Establish how many lines in the material include the string "каждого" and report it as a lone number.

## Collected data
────────
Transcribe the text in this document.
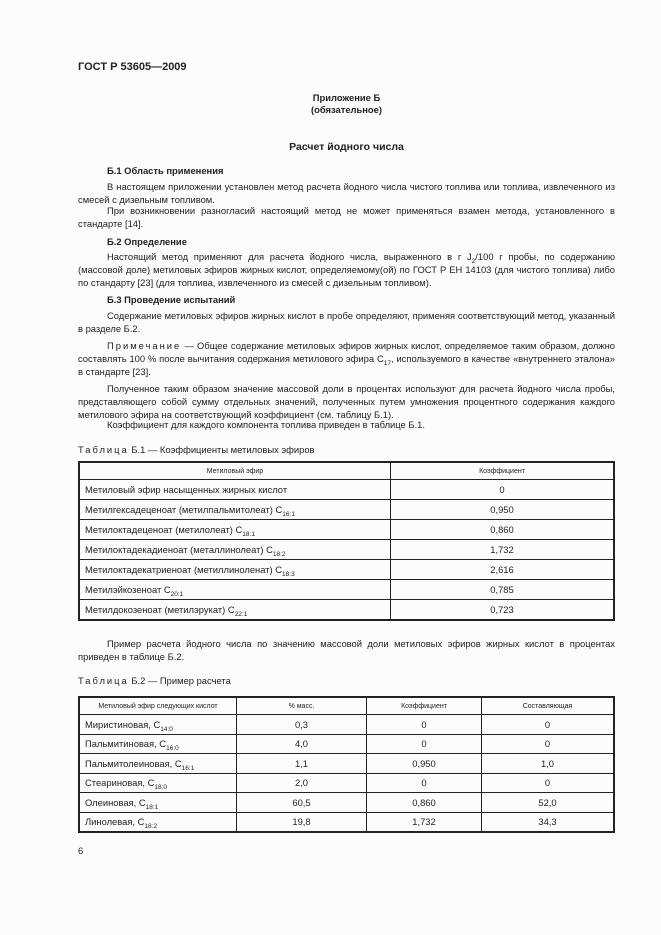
ГОСТ Р 53605—2009
Приложение Б
(обязательное)
Расчет йодного числа
Б.1 Область применения
В настоящем приложении установлен метод расчета йодного числа чистого топлива или топлива, извлеченного из смесей с дизельным топливом.
При возникновении разногласий настоящий метод не может применяться взамен метода, установленного в стандарте [14].
Б.2 Определение
Настоящий метод применяют для расчета йодного числа, выраженного в г $J_2/100$ г пробы, по содержанию (массовой доле) метиловых эфиров жирных кислот, определяемому(ой) по ГОСТ Р ЕН 14103 (для чистого топлива) либо по стандарту [23] (для топлива, извлеченного из смесей с дизельным топливом).
Б.3 Проведение испытаний
Содержание метиловых эфиров жирных кислот в пробе определяют, применяя соответствующий метод, указанный в разделе Б.2.
Примечание — Общее содержание метиловых эфиров жирных кислот, определяемое таким образом, должно составлять 100 % после вычитания содержания метилового эфира $С_{17}$, используемого в качестве «внутреннего эталона» в стандарте [23].
Полученное таким образом значение массовой доли в процентах используют для расчета йодного числа пробы, представляющего собой сумму отдельных значений, полученных путем умножения процентного содержания каждого метилового эфира на соответствующий коэффициент (см. таблицу Б.1).
Коэффициент для каждого компонента топлива приведен в таблице Б.1.
Таблица Б.1 — Коэффициенты метиловых эфиров
Метиловый эфир	Коэффициент
Метиловый эфир насыщенных жирных кислот	0
Метилгексадеценоат (метилпальмитолеат) $С_{16:1}$	0,950
Метилоктадеценоат (метилолеат) $С_{18:1}$	0,860
Метилоктадекадиеноат (металлинолеат) $С_{18:2}$	1,732
Метилоктадекатриеноат (метиллиноленат) $С_{18:3}$	2,616
Метилэйкозеноат $С_{20:1}$	0,785
Метилдокозеноат (метилэрукат) $С_{22:1}$	0,723
Пример расчета йодного числа по значению массовой доли метиловых эфиров жирных кислот в процентах приведен в таблице Б.2.
Таблица Б.2 — Пример расчета
Метиловый эфир следующих кислот	% масс.	Коэффициент	Составляющая
Миристиновая, $С_{14:0}$	0,3	0	0
Пальмитиновая, $С_{16:0}$	4,0	0	0
Пальмитолеиновая, $С_{16:1}$	1,1	0,950	1,0
Стеариновая, $С_{18:0}$	2,0	0	0
Олеиновая, $С_{18:1}$	60,5	0,860	52,0
Линолевая, $С_{18:2}$	19,8	1,732	34,3
6
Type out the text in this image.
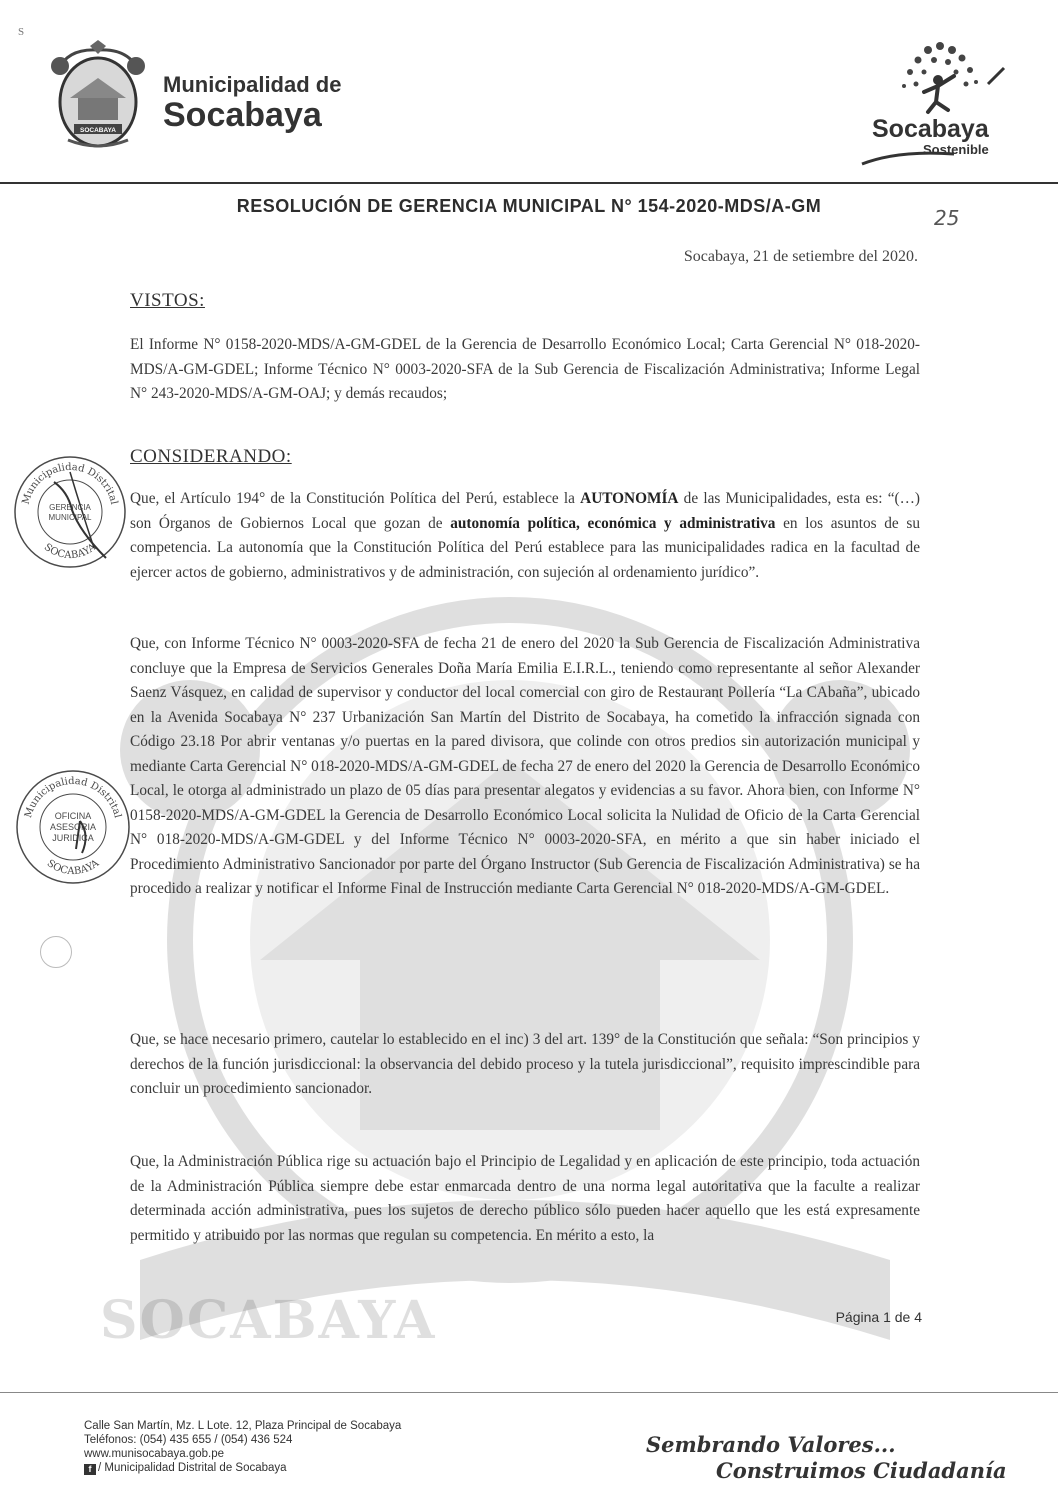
SOCABAYA
S
SOCABAYA
Municipalidad de
Socabaya	Socabaya
Sostenible
RESOLUCIÓN DE GERENCIA MUNICIPAL N° 154-2020-MDS/A-GM	25
Socabaya, 21 de setiembre del 2020.
VISTOS:
El Informe N° 0158-2020-MDS/A-GM-GDEL de la Gerencia de Desarrollo Económico Local; Carta Gerencial N° 018-2020-MDS/A-GM-GDEL; Informe Técnico N° 0003-2020-SFA de la Sub Gerencia de Fiscalización Administrativa; Informe Legal N° 243-2020-MDS/A-GM-OAJ; y demás recaudos;
CONSIDERANDO:
Que, el Artículo 194° de la Constitución Política del Perú, establece la AUTONOMÍA de las Municipalidades, esta es: “(…) son Órganos de Gobiernos Local que gozan de autonomía política, económica y administrativa en los asuntos de su competencia. La autonomía que la Constitución Política del Perú establece para las municipalidades radica en la facultad de ejercer actos de gobierno, administrativos y de administración, con sujeción al ordenamiento jurídico”.
Que, con Informe Técnico N° 0003-2020-SFA de fecha 21 de enero del 2020 la Sub Gerencia de Fiscalización Administrativa concluye que la Empresa de Servicios Generales Doña María Emilia E.I.R.L., teniendo como representante al señor Alexander Saenz Vásquez, en calidad de supervisor y conductor del local comercial con giro de Restaurant Pollería “La CAbaña”, ubicado en la Avenida Socabaya N° 237 Urbanización San Martín del Distrito de Socabaya, ha cometido la infracción signada con Código 23.18 Por abrir ventanas y/o puertas en la pared divisora, que colinde con otros predios sin autorización municipal y mediante Carta Gerencial N° 018-2020-MDS/A-GM-GDEL de fecha 27 de enero del 2020 la Gerencia de Desarrollo Económico Local, le otorga al administrado un plazo de 05 días para presentar alegatos y evidencias a su favor. Ahora bien, con Informe N° 0158-2020-MDS/A-GM-GDEL la Gerencia de Desarrollo Económico Local solicita la Nulidad de Oficio de la Carta Gerencial N° 018-2020-MDS/A-GM-GDEL y del Informe Técnico N° 0003-2020-SFA, en mérito a que sin haber iniciado el Procedimiento Administrativo Sancionador por parte del Órgano Instructor (Sub Gerencia de Fiscalización Administrativa) se ha procedido a realizar y notificar el Informe Final de Instrucción mediante Carta Gerencial N° 018-2020-MDS/A-GM-GDEL.
Que, se hace necesario primero, cautelar lo establecido en el inc) 3 del art. 139° de la Constitución que señala: “Son principios y derechos de la función jurisdiccional: la observancia del debido proceso y la tutela jurisdiccional”, requisito imprescindible para concluir un procedimiento sancionador.
Que, la Administración Pública rige su actuación bajo el Principio de Legalidad y en aplicación de este principio, toda actuación de la Administración Pública siempre debe estar enmarcada dentro de una norma legal autoritativa que la faculte a realizar determinada acción administrativa, pues los sujetos de derecho público sólo pueden hacer aquello que les está expresamente permitido y atribuido por las normas que regulan su competencia. En mérito a esto, la
Municipalidad Distrital
SOCABAYA
GERENCIA
MUNICIPAL
Municipalidad Distrital
SOCABAYA
OFICINA
ASESORIA
JURIDICA
Página 1 de 4
Calle San Martín, Mz. L Lote. 12, Plaza Principal de Socabaya
Teléfonos: (054) 435 655 / (054) 436 524
www.munisocabaya.gob.pe
f / Municipalidad Distrital de Socabaya
Sembrando Valores...
Construimos Ciudadanía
────────
## Exercise solution
2